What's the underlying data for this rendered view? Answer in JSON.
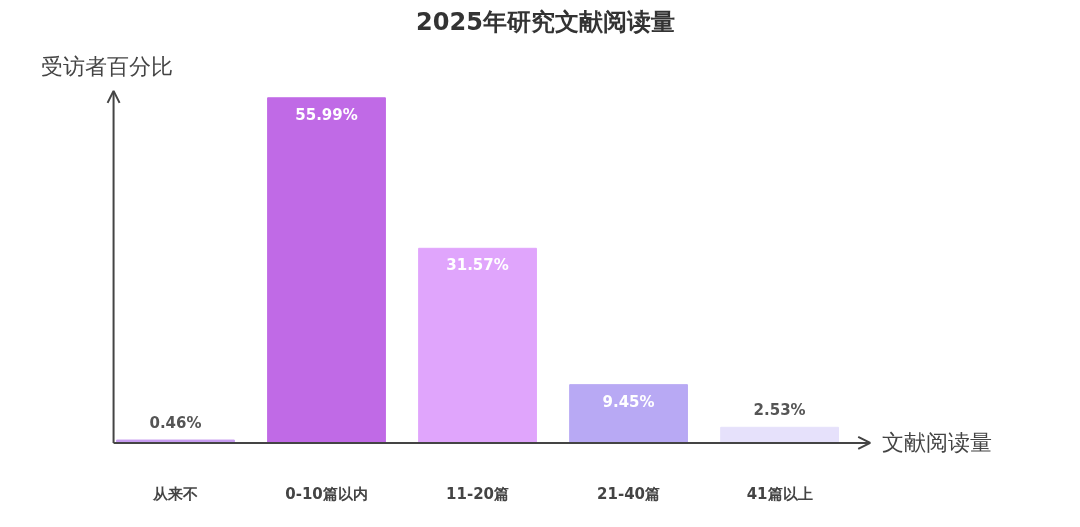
{
  "chart_data": {
    "type": "bar",
    "title": "2025年研究文献阅读量",
    "xlabel": "文献阅读量",
    "ylabel": "受访者百分比",
    "categories": [
      "从来不",
      "0-10篇以内",
      "11-20篇",
      "21-40篇",
      "41篇以上"
    ],
    "values": [
      0.46,
      55.99,
      31.57,
      9.45,
      2.53
    ],
    "colors": [
      "#c79cf0",
      "#c06ae6",
      "#e0a5fc",
      "#b8a9f4",
      "#e6e1fb"
    ],
    "value_labels": [
      "0.46%",
      "55.99%",
      "31.57%",
      "9.45%",
      "2.53%"
    ]
  }
}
* * *
Short task: Leaving out the pictures, repeat the data above exactly.

Task output:
What's the underlying data for this rendered view? Answer in JSON.
{
  "chart_data": {
    "type": "bar",
    "title": "2025年研究文献阅读量",
    "xlabel": "文献阅读量",
    "ylabel": "受访者百分比",
    "categories": [
      "从来不",
      "0-10篇以内",
      "11-20篇",
      "21-40篇",
      "41篇以上"
    ],
    "values": [
      0.46,
      55.99,
      31.57,
      9.45,
      2.53
    ],
    "colors": [
      "#c79cf0",
      "#c06ae6",
      "#e0a5fc",
      "#b8a9f4",
      "#e6e1fb"
    ],
    "value_labels": [
      "0.46%",
      "55.99%",
      "31.57%",
      "9.45%",
      "2.53%"
    ]
  }
}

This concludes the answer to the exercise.